Directions for this task: Copy exactly, and only, the lines from the one with "Extract the structured" to the end of the listing; omit pictures.

Data for this exercise:
--- Start ---

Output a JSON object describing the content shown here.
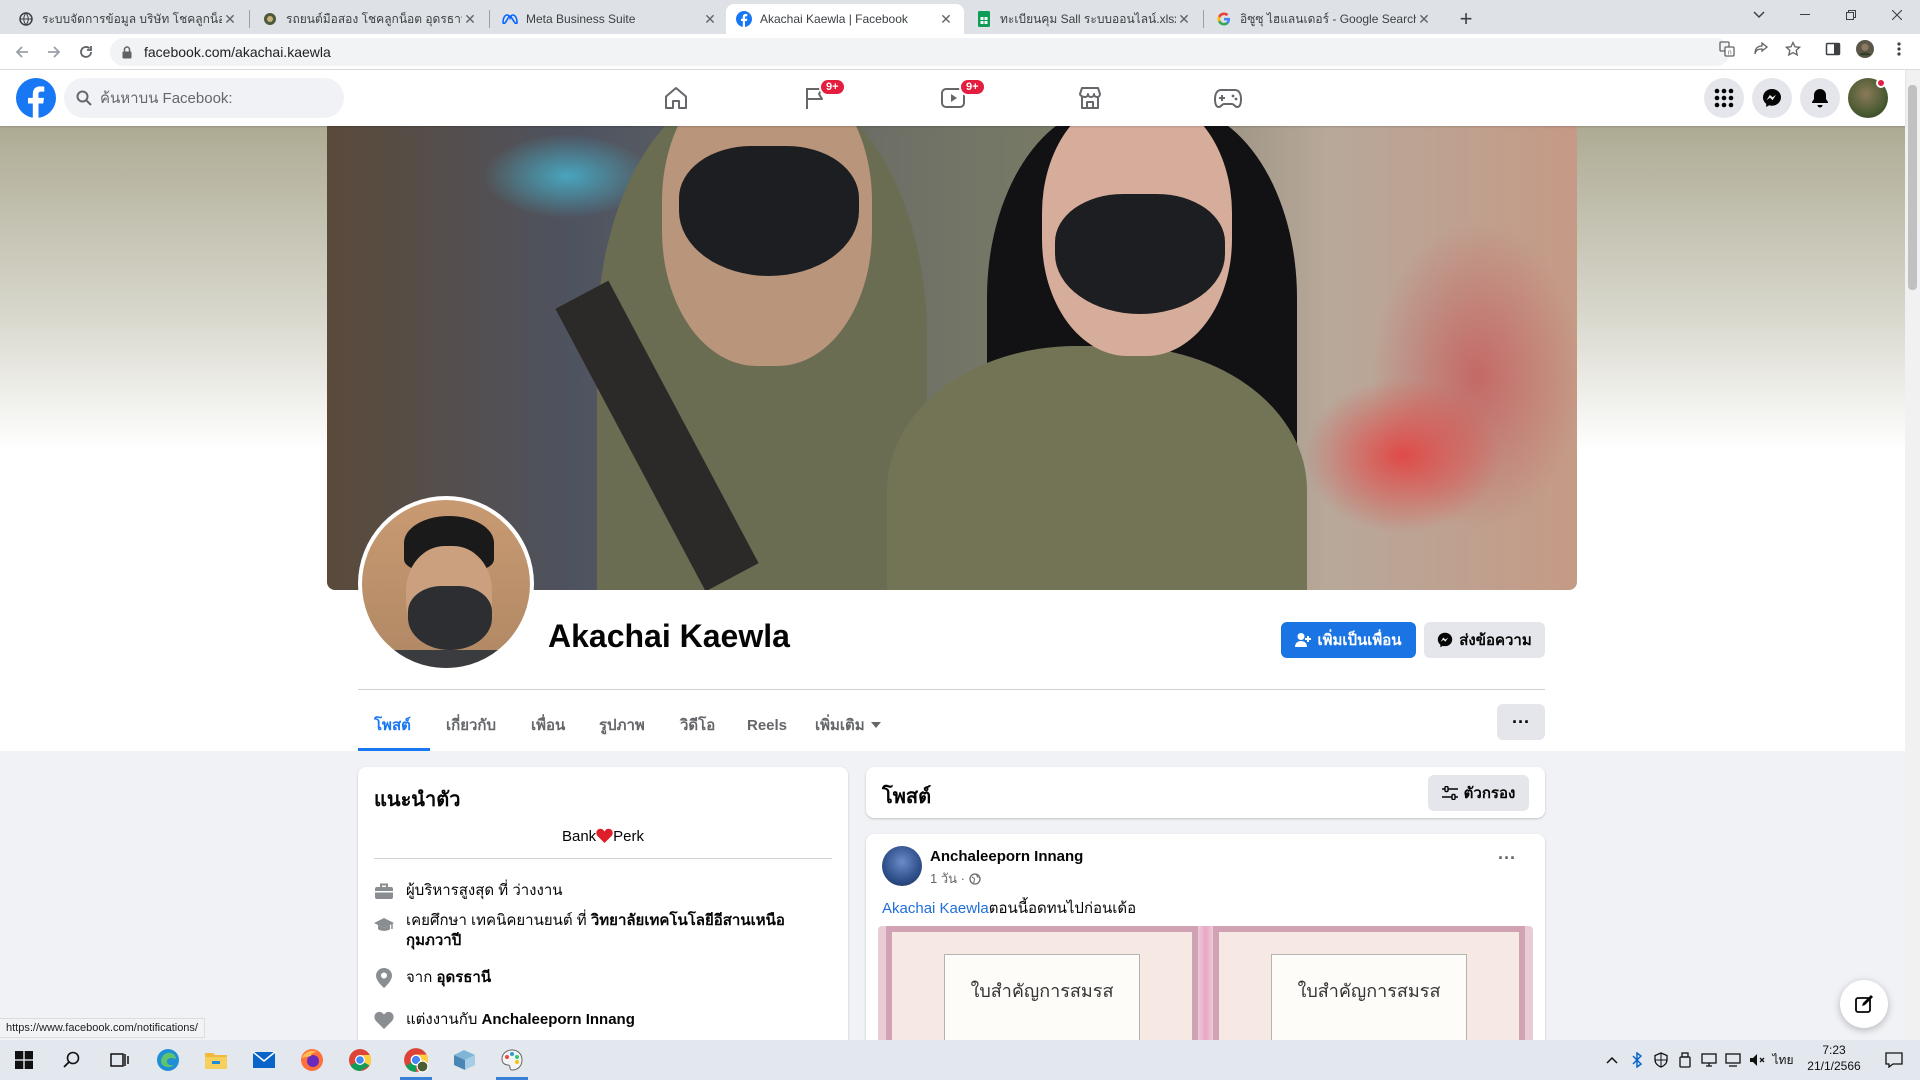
{
  "browser": {
    "tabs": [
      {
        "title": "ระบบจัดการข้อมูล บริษัท โชคลูกน็อต อ",
        "favicon": "globe-icon"
      },
      {
        "title": "รถยนต์มือสอง โชคลูกน็อต อุดรธานี",
        "favicon": "site-icon"
      },
      {
        "title": "Meta Business Suite",
        "favicon": "meta-icon"
      },
      {
        "title": "Akachai Kaewla | Facebook",
        "favicon": "facebook-icon"
      },
      {
        "title": "ทะเบียนคุม Sall ระบบออนไลน์.xlsx - G",
        "favicon": "sheets-icon"
      },
      {
        "title": "อิซูซุ ไฮแลนเดอร์ - Google Search",
        "favicon": "google-icon"
      }
    ],
    "active_tab_index": 3,
    "url": "facebook.com/akachai.kaewla",
    "status_url": "https://www.facebook.com/notifications/"
  },
  "fb_header": {
    "search_placeholder": "ค้นหาบน Facebook:",
    "nav": [
      {
        "icon": "home-icon",
        "badge": ""
      },
      {
        "icon": "flag-icon",
        "badge": "9+"
      },
      {
        "icon": "video-icon",
        "badge": "9+"
      },
      {
        "icon": "marketplace-icon",
        "badge": ""
      },
      {
        "icon": "gaming-icon",
        "badge": ""
      }
    ],
    "right_icons": [
      "menu-grid-icon",
      "messenger-icon",
      "notifications-icon",
      "account-avatar"
    ]
  },
  "profile": {
    "name": "Akachai Kaewla",
    "add_friend_label": "เพิ่มเป็นเพื่อน",
    "message_label": "ส่งข้อความ",
    "tabs": [
      "โพสต์",
      "เกี่ยวกับ",
      "เพื่อน",
      "รูปภาพ",
      "วิดีโอ",
      "Reels",
      "เพิ่มเติม"
    ],
    "active_tab": "โพสต์",
    "more_label": "···"
  },
  "intro": {
    "title": "แนะนำตัว",
    "bio_left": "Bank",
    "bio_right": "Perk",
    "rows": [
      {
        "icon": "briefcase-icon",
        "prefix": "ผู้บริหารสูงสุด ที่ ว่างงาน",
        "bold": ""
      },
      {
        "icon": "graduation-cap-icon",
        "prefix": "เคยศึกษา เทคนิคยานยนต์ ที่ ",
        "bold": "วิทยาลัยเทคโนโลยีอีสานเหนือ",
        "line2": "กุมภวาปี"
      },
      {
        "icon": "location-pin-icon",
        "prefix": "จาก ",
        "bold": "อุดรธานี"
      },
      {
        "icon": "heart-icon",
        "prefix": "แต่งงานกับ ",
        "bold": "Anchaleeporn Innang"
      }
    ]
  },
  "posts": {
    "header": "โพสต์",
    "filter_label": "ตัวกรอง",
    "items": [
      {
        "author": "Anchaleeporn Innang",
        "time": "1 วัน ·",
        "mention": "Akachai Kaewla",
        "text": "ตอนนี้อดทนไปก่อนเด้อ",
        "image_caption_left": "ใบสำคัญการสมรส",
        "image_caption_right": "ใบสำคัญการสมรส"
      }
    ]
  },
  "taskbar": {
    "apps": [
      "windows-start-icon",
      "search-icon",
      "task-view-icon",
      "edge-icon",
      "file-explorer-icon",
      "mail-icon",
      "firefox-icon",
      "chrome-icon",
      "chrome-profile-icon",
      "app-icon",
      "paint-icon"
    ],
    "language": "ไทย",
    "time": "7:23",
    "date": "21/1/2566"
  },
  "colors": {
    "fb_blue": "#1877f2",
    "badge_red": "#e41e3f",
    "button_blue": "#1b74e4"
  }
}
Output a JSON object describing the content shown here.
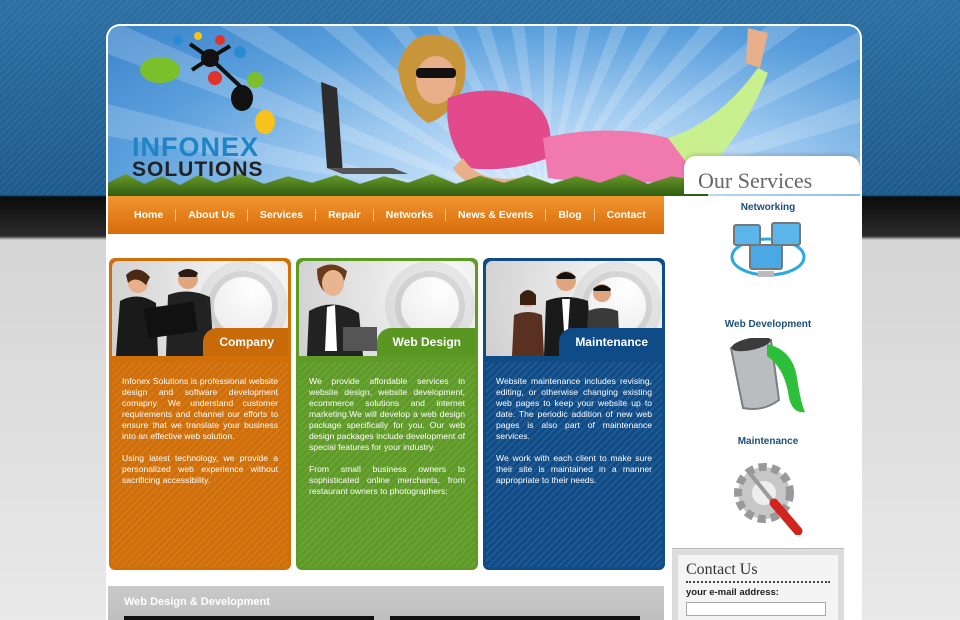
{
  "brand": {
    "line1": "INFONEX",
    "line2": "SOLUTIONS"
  },
  "nav": [
    "Home",
    "About Us",
    "Services",
    "Repair",
    "Networks",
    "News & Events",
    "Blog",
    "Contact"
  ],
  "sidebar": {
    "title": "Our Services",
    "items": [
      {
        "label": "Networking",
        "icon": "networking-icon"
      },
      {
        "label": "Web Development",
        "icon": "paint-bucket-icon"
      },
      {
        "label": "Maintenance",
        "icon": "gear-screwdriver-icon"
      }
    ]
  },
  "cards": [
    {
      "title": "Company",
      "color": "#d06e08",
      "paragraphs": [
        "Infonex Solutions is professional website design and software development comapny. We understand customer requirements and channel our efforts to ensure that we translate your business into an effective web solution.",
        "Using latest technology, we provide a personalized web experience without sacrificing accessibility."
      ]
    },
    {
      "title": "Web Design",
      "color": "#5e9a26",
      "paragraphs": [
        "We provide affordable services in website design, website development, ecommerce solutions and internet marketing.We will develop a web design package specifically for you. Our web design packages include development of special features for your industry.",
        "From small business owners to sophisticated online merchants, from restaurant owners to photographers;"
      ]
    },
    {
      "title": "Maintenance",
      "color": "#0e4b87",
      "paragraphs": [
        "Website maintenance includes revising, editing, or otherwise changing existing web pages to keep your website up to date. The periodic addition of new web pages is also part of maintenance services.",
        "We work with each client to make sure their site is maintained in a manner appropriate to their needs."
      ]
    }
  ],
  "bottom": {
    "heading": "Web Design & Development"
  },
  "contact": {
    "title": "Contact Us",
    "email_label": "your e-mail address:",
    "email_value": ""
  }
}
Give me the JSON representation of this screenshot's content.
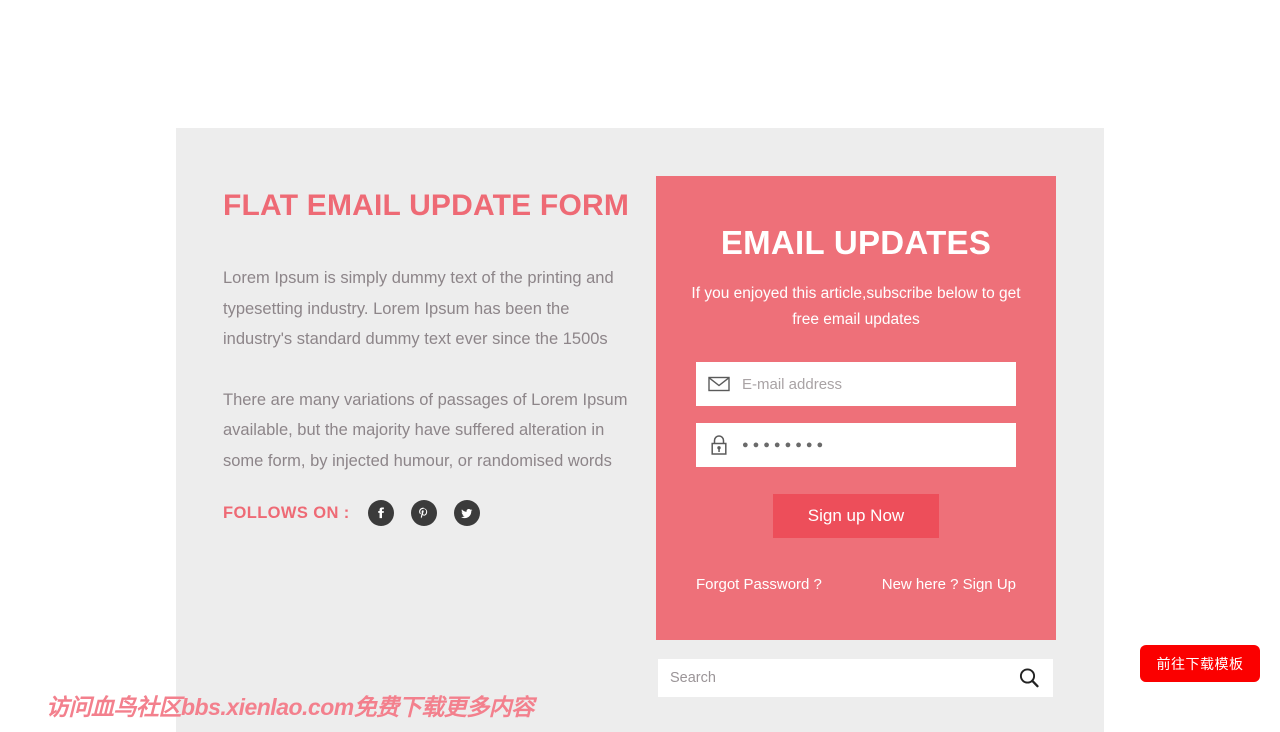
{
  "left": {
    "title": "FLAT EMAIL UPDATE FORM",
    "paragraph_1": "Lorem Ipsum is simply dummy text of the printing and typesetting industry. Lorem Ipsum has been the industry's standard dummy text ever since the 1500s",
    "paragraph_2": "There are many variations of passages of Lorem Ipsum available, but the majority have suffered alteration in some form, by injected humour, or randomised words",
    "follows_label": "FOLLOWS ON :",
    "socials": [
      {
        "name": "facebook-icon"
      },
      {
        "name": "pinterest-icon"
      },
      {
        "name": "twitter-icon"
      }
    ]
  },
  "panel": {
    "title": "EMAIL UPDATES",
    "subtitle": "If you enjoyed this article,subscribe below to get free email updates",
    "email_field": {
      "icon": "envelope-icon",
      "placeholder": "E-mail address",
      "value": ""
    },
    "password_field": {
      "icon": "lock-icon",
      "masked_value": "●●●●●●●●"
    },
    "signup_label": "Sign up Now",
    "forgot_label": "Forgot Password ?",
    "signup_link_label": "New here ? Sign Up"
  },
  "search": {
    "placeholder": "Search",
    "value": "",
    "icon": "search-icon"
  },
  "watermark": "访问血鸟社区bbs.xienlao.com免费下载更多内容",
  "float_button": {
    "label": "前往下载模板"
  },
  "colors": {
    "accent_pink": "#ee6a75",
    "panel_pink": "#ee7079",
    "button_red": "#ed4e5a",
    "card_bg": "#ededed",
    "body_text": "#8d8589",
    "float_button_red": "#fb0000",
    "social_dark": "#3b3b3b"
  }
}
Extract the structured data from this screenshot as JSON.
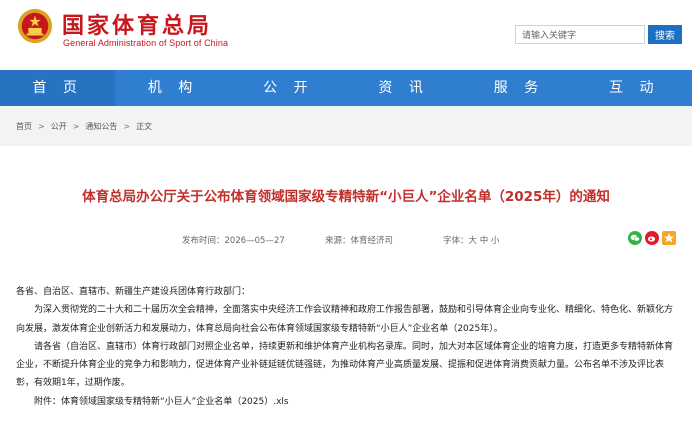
{
  "header": {
    "title_cn": "国家体育总局",
    "title_en": "General Administration of Sport of China",
    "emblem_icon": "national-emblem-icon",
    "search_placeholder": "请输入关键字",
    "search_button": "搜索"
  },
  "colors": {
    "brand_red": "#c8161d",
    "nav_blue": "#2f7ed0",
    "title_red": "#c22f2b",
    "search_blue": "#1c6fc3"
  },
  "nav": {
    "items": [
      "首 页",
      "机 构",
      "公 开",
      "资 讯",
      "服 务",
      "互 动"
    ]
  },
  "breadcrumb": {
    "items": [
      "首页",
      "公开",
      "通知公告",
      "正文"
    ],
    "separator": ">"
  },
  "article": {
    "title": "体育总局办公厅关于公布体育领域国家级专精特新“小巨人”企业名单（2025年）的通知",
    "date": "发布时间：2026—05—27",
    "source": "来源：体育经济司",
    "font_size": "字体：大 中 小",
    "share_icons": [
      "wechat-icon",
      "weibo-icon",
      "favorite-icon"
    ],
    "paragraphs": [
      "各省、自治区、直辖市、新疆生产建设兵团体育行政部门：",
      "为深入贯彻党的二十大和二十届历次全会精神，全面落实中央经济工作会议精神和政府工作报告部署，鼓励和引导体育企业向专业化、精细化、特色化、新颖化方向发展，激发体育企业创新活力和发展动力，体育总局向社会公布体育领域国家级专精特新“小巨人”企业名单（2025年）。",
      "请各省（自治区、直辖市）体育行政部门对照企业名单，持续更新和维护体育产业机构名录库。同时，加大对本区域体育企业的培育力度，打造更多专精特新体育企业，不断提升体育企业的竞争力和影响力，促进体育产业补链延链优链强链，为推动体育产业高质量发展、提振和促进体育消费贡献力量。公布名单不涉及评比表彰，有效期1年，过期作废。",
      "附件：体育领域国家级专精特新“小巨人”企业名单（2025）.xls"
    ]
  }
}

--- End ---

Reply to the exercise:
Extract the structured data from this screenshot as JSON.
{
  "header": {
    "title_cn": "国家体育总局",
    "title_en": "General Administration of Sport of China",
    "emblem_icon": "national-emblem-icon",
    "search_placeholder": "请输入关键字",
    "search_button": "搜索"
  },
  "colors": {
    "brand_red": "#c8161d",
    "nav_blue": "#2f7ed0",
    "title_red": "#c22f2b",
    "search_blue": "#1c6fc3"
  },
  "nav": {
    "items": [
      "首 页",
      "机 构",
      "公 开",
      "资 讯",
      "服 务",
      "互 动"
    ]
  },
  "breadcrumb": {
    "items": [
      "首页",
      "公开",
      "通知公告",
      "正文"
    ],
    "separator": ">"
  },
  "article": {
    "title": "体育总局办公厅关于公布体育领域国家级专精特新“小巨人”企业名单（2025年）的通知",
    "date": "发布时间：2026—05—27",
    "source": "来源：体育经济司",
    "font_size": "字体：大 中 小",
    "share_icons": [
      "wechat-icon",
      "weibo-icon",
      "favorite-icon"
    ],
    "paragraphs": [
      "各省、自治区、直辖市、新疆生产建设兵团体育行政部门：",
      "为深入贯彻党的二十大和二十届历次全会精神，全面落实中央经济工作会议精神和政府工作报告部署，鼓励和引导体育企业向专业化、精细化、特色化、新颖化方向发展，激发体育企业创新活力和发展动力，体育总局向社会公布体育领域国家级专精特新“小巨人”企业名单（2025年）。",
      "请各省（自治区、直辖市）体育行政部门对照企业名单，持续更新和维护体育产业机构名录库。同时，加大对本区域体育企业的培育力度，打造更多专精特新体育企业，不断提升体育企业的竞争力和影响力，促进体育产业补链延链优链强链，为推动体育产业高质量发展、提振和促进体育消费贡献力量。公布名单不涉及评比表彰，有效期1年，过期作废。",
      "附件：体育领域国家级专精特新“小巨人”企业名单（2025）.xls"
    ]
  }
}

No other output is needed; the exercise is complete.